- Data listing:
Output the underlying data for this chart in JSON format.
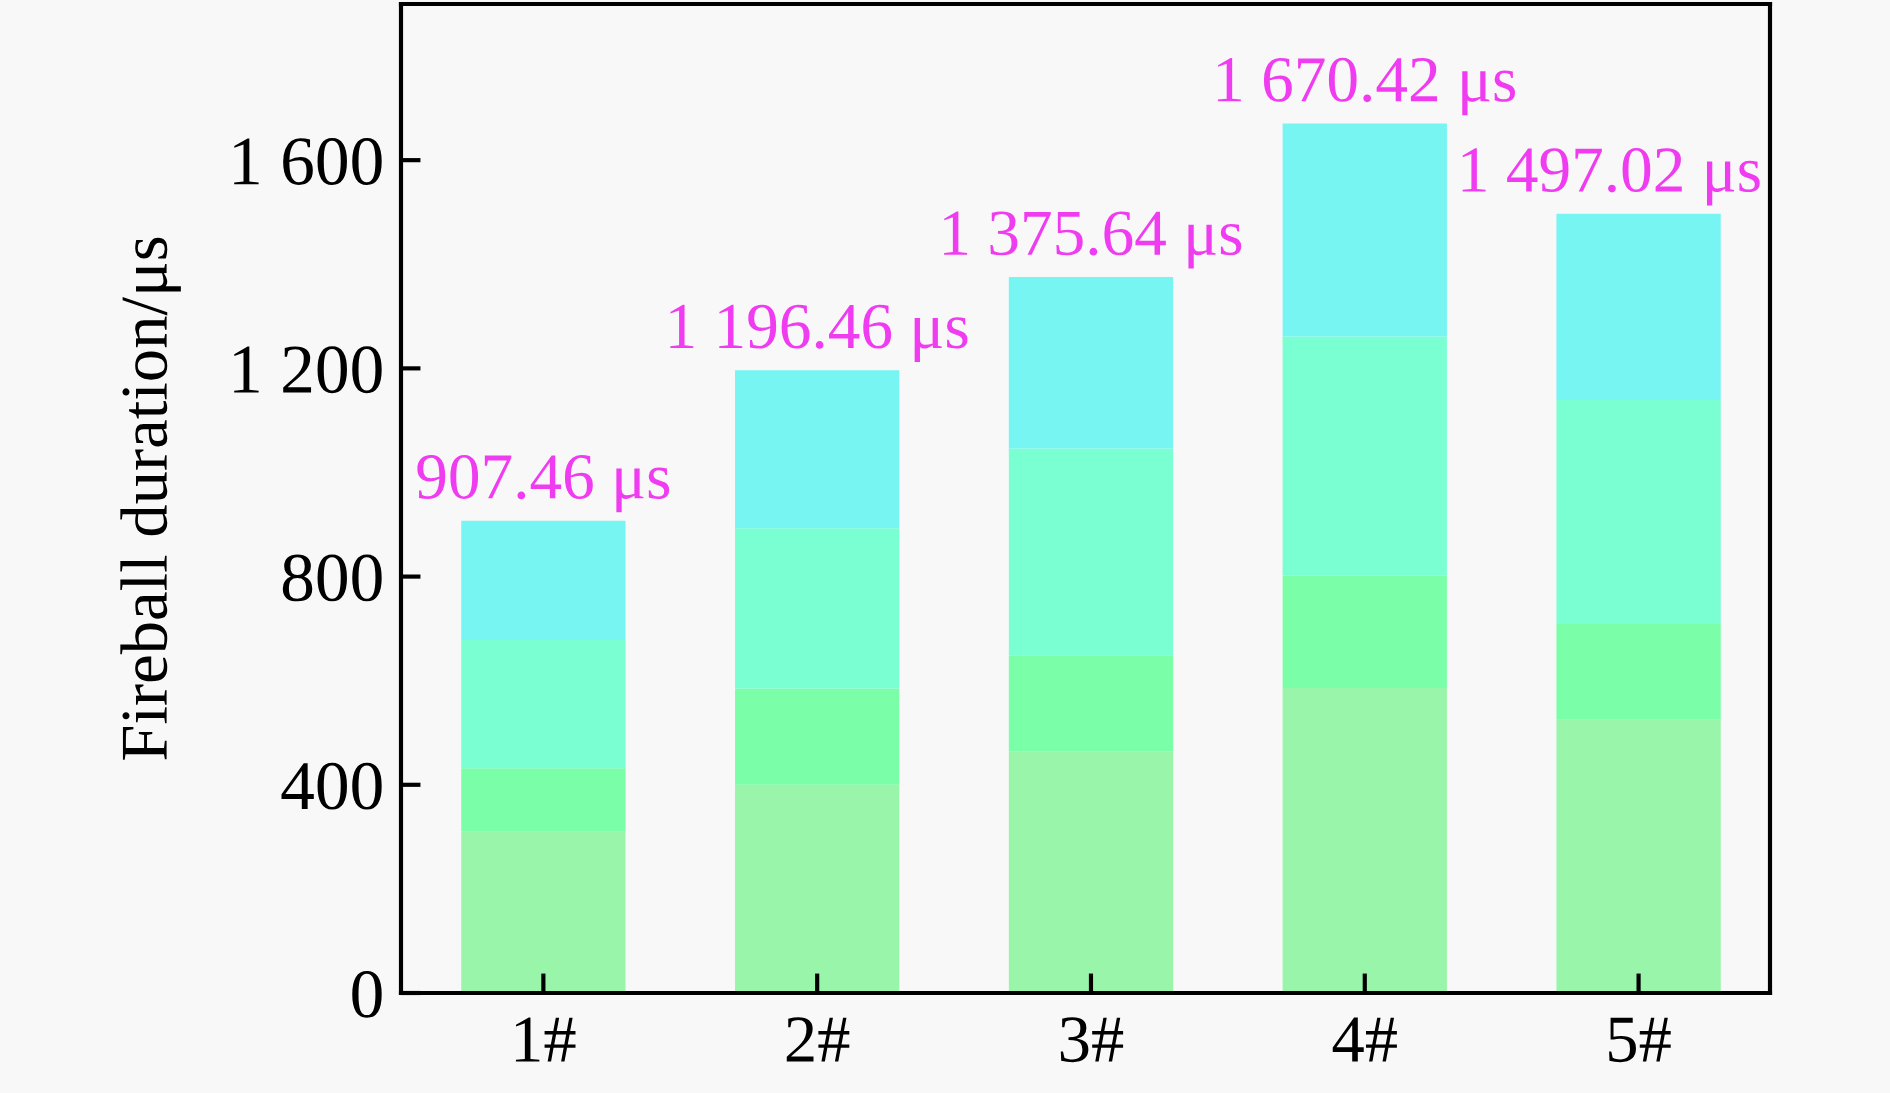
{
  "chart_data": {
    "type": "bar",
    "stacked": true,
    "ylabel": "Fireball duration/μs",
    "categories": [
      "1#",
      "2#",
      "3#",
      "4#",
      "5#"
    ],
    "series": [
      {
        "color": "#98f5aa",
        "values": [
          310,
          400,
          464,
          586,
          525
        ]
      },
      {
        "color": "#7affa8",
        "values": [
          122,
          185,
          184,
          216,
          184
        ]
      },
      {
        "color": "#7affd2",
        "values": [
          246,
          308,
          398,
          459,
          430
        ]
      },
      {
        "color": "#76f5f3",
        "values": [
          229.46,
          303.46,
          329.64,
          409.42,
          358.02
        ]
      }
    ],
    "totals": [
      "907.46 μs",
      "1 196.46 μs",
      "1 375.64 μs",
      "1 670.42 μs",
      "1 497.02 μs"
    ],
    "ylim": [
      0,
      1900
    ],
    "yticks": [
      0,
      400,
      800,
      {
        "value": 1200,
        "label": "1 200"
      },
      {
        "value": 1600,
        "label": "1 600"
      }
    ],
    "grid": false
  }
}
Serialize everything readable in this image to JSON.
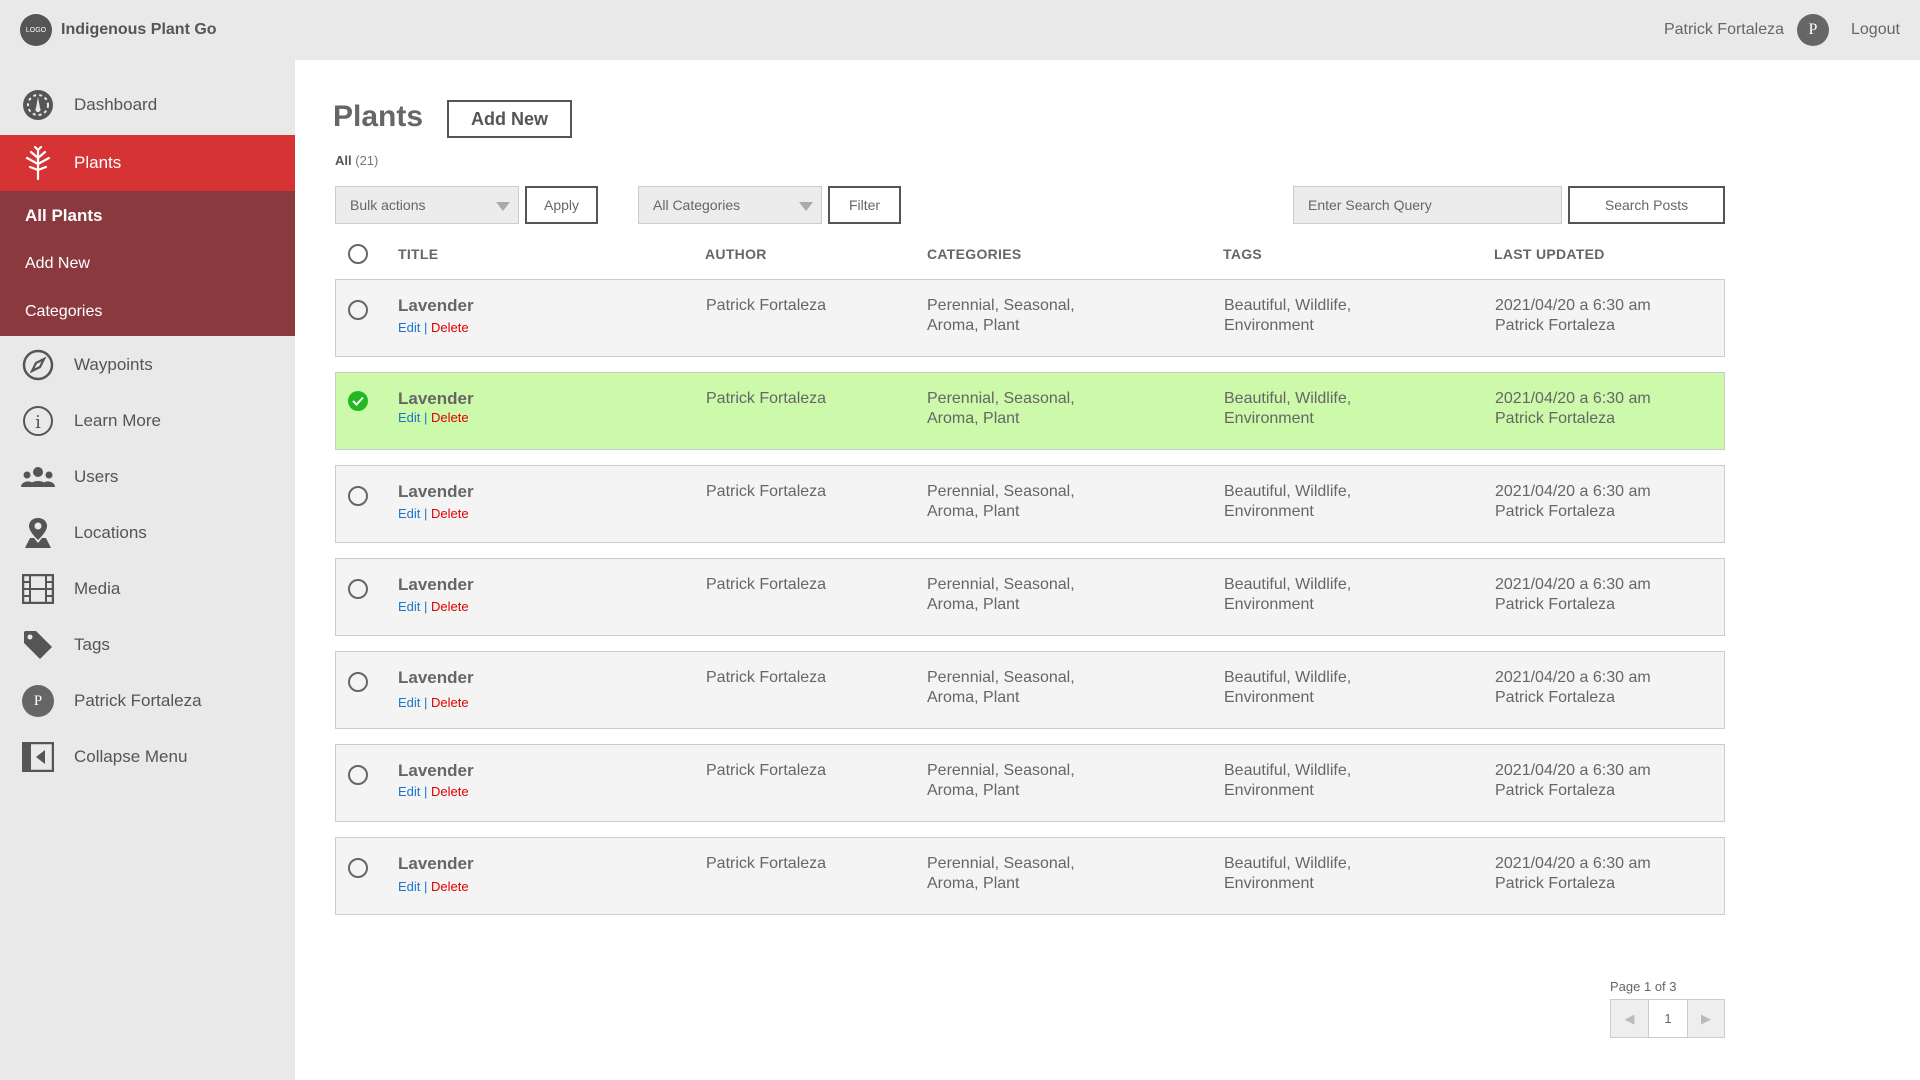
{
  "app": {
    "logo_text": "LOGO",
    "name": "Indigenous Plant Go"
  },
  "topbar": {
    "user_name": "Patrick Fortaleza",
    "avatar_initial": "P",
    "logout_label": "Logout"
  },
  "sidebar": {
    "items": [
      {
        "label": "Dashboard",
        "icon": "dashboard-gauge-icon"
      },
      {
        "label": "Plants",
        "icon": "tree-icon",
        "active": true
      },
      {
        "label": "Waypoints",
        "icon": "compass-icon"
      },
      {
        "label": "Learn More",
        "icon": "info-icon"
      },
      {
        "label": "Users",
        "icon": "users-icon"
      },
      {
        "label": "Locations",
        "icon": "map-pin-icon"
      },
      {
        "label": "Media",
        "icon": "film-icon"
      },
      {
        "label": "Tags",
        "icon": "tag-icon"
      },
      {
        "label": "Patrick Fortaleza",
        "icon": "avatar",
        "avatar_initial": "P"
      },
      {
        "label": "Collapse Menu",
        "icon": "collapse-icon"
      }
    ],
    "submenu": [
      {
        "label": "All Plants",
        "current": true
      },
      {
        "label": "Add New"
      },
      {
        "label": "Categories"
      }
    ]
  },
  "main": {
    "title": "Plants",
    "add_new_label": "Add New",
    "all_label": "All",
    "all_count": "(21)",
    "bulk_select": "Bulk actions",
    "apply_label": "Apply",
    "category_select": "All Categories",
    "filter_label": "Filter",
    "search_placeholder": "Enter Search Query",
    "search_button": "Search Posts"
  },
  "table": {
    "headers": [
      "TITLE",
      "AUTHOR",
      "CATEGORIES",
      "TAGS",
      "LAST UPDATED"
    ],
    "rows": [
      {
        "title": "Lavender",
        "edit": "Edit",
        "sep": "|",
        "delete": "Delete",
        "author": "Patrick Fortaleza",
        "categories_1": "Perennial, Seasonal,",
        "categories_2": "Aroma, Plant",
        "tags_1": "Beautiful, Wildlife,",
        "tags_2": "Environment",
        "updated_1": "2021/04/20 a 6:30 am",
        "updated_2": "Patrick Fortaleza",
        "selected": false
      },
      {
        "title": "Lavender",
        "edit": "Edit",
        "sep": "|",
        "delete": "Delete",
        "author": "Patrick Fortaleza",
        "categories_1": "Perennial, Seasonal,",
        "categories_2": "Aroma, Plant",
        "tags_1": "Beautiful, Wildlife,",
        "tags_2": "Environment",
        "updated_1": "2021/04/20 a 6:30 am",
        "updated_2": "Patrick Fortaleza",
        "selected": true
      },
      {
        "title": "Lavender",
        "edit": "Edit",
        "sep": "|",
        "delete": "Delete",
        "author": "Patrick Fortaleza",
        "categories_1": "Perennial, Seasonal,",
        "categories_2": "Aroma, Plant",
        "tags_1": "Beautiful, Wildlife,",
        "tags_2": "Environment",
        "updated_1": "2021/04/20 a 6:30 am",
        "updated_2": "Patrick Fortaleza",
        "selected": false
      },
      {
        "title": "Lavender",
        "edit": "Edit",
        "sep": "|",
        "delete": "Delete",
        "author": "Patrick Fortaleza",
        "categories_1": "Perennial, Seasonal,",
        "categories_2": "Aroma, Plant",
        "tags_1": "Beautiful, Wildlife,",
        "tags_2": "Environment",
        "updated_1": "2021/04/20 a 6:30 am",
        "updated_2": "Patrick Fortaleza",
        "selected": false
      },
      {
        "title": "Lavender",
        "edit": "Edit",
        "sep": "|",
        "delete": "Delete",
        "author": "Patrick Fortaleza",
        "categories_1": "Perennial, Seasonal,",
        "categories_2": "Aroma, Plant",
        "tags_1": "Beautiful, Wildlife,",
        "tags_2": "Environment",
        "updated_1": "2021/04/20 a 6:30 am",
        "updated_2": "Patrick Fortaleza",
        "selected": false
      },
      {
        "title": "Lavender",
        "edit": "Edit",
        "sep": "|",
        "delete": "Delete",
        "author": "Patrick Fortaleza",
        "categories_1": "Perennial, Seasonal,",
        "categories_2": "Aroma, Plant",
        "tags_1": "Beautiful, Wildlife,",
        "tags_2": "Environment",
        "updated_1": "2021/04/20 a 6:30 am",
        "updated_2": "Patrick Fortaleza",
        "selected": false
      },
      {
        "title": "Lavender",
        "edit": "Edit",
        "sep": "|",
        "delete": "Delete",
        "author": "Patrick Fortaleza",
        "categories_1": "Perennial, Seasonal,",
        "categories_2": "Aroma, Plant",
        "tags_1": "Beautiful, Wildlife,",
        "tags_2": "Environment",
        "updated_1": "2021/04/20 a 6:30 am",
        "updated_2": "Patrick Fortaleza",
        "selected": false
      }
    ]
  },
  "pagination": {
    "info": "Page 1 of 3",
    "current": "1",
    "prev_glyph": "◀",
    "next_glyph": "▶"
  },
  "colors": {
    "active_nav": "#d63434",
    "submenu_bg": "#8a3a3f",
    "selected_row": "#ccf9aa",
    "check_green": "#22b822",
    "edit_link": "#1b76c9",
    "delete_link": "#e00000"
  }
}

- Instruction:
From the data above, show each line that contains "this".

- Exercise answer:
Output the underlying data for this chart in JSON format.
Serialize everything readable in this image to JSON.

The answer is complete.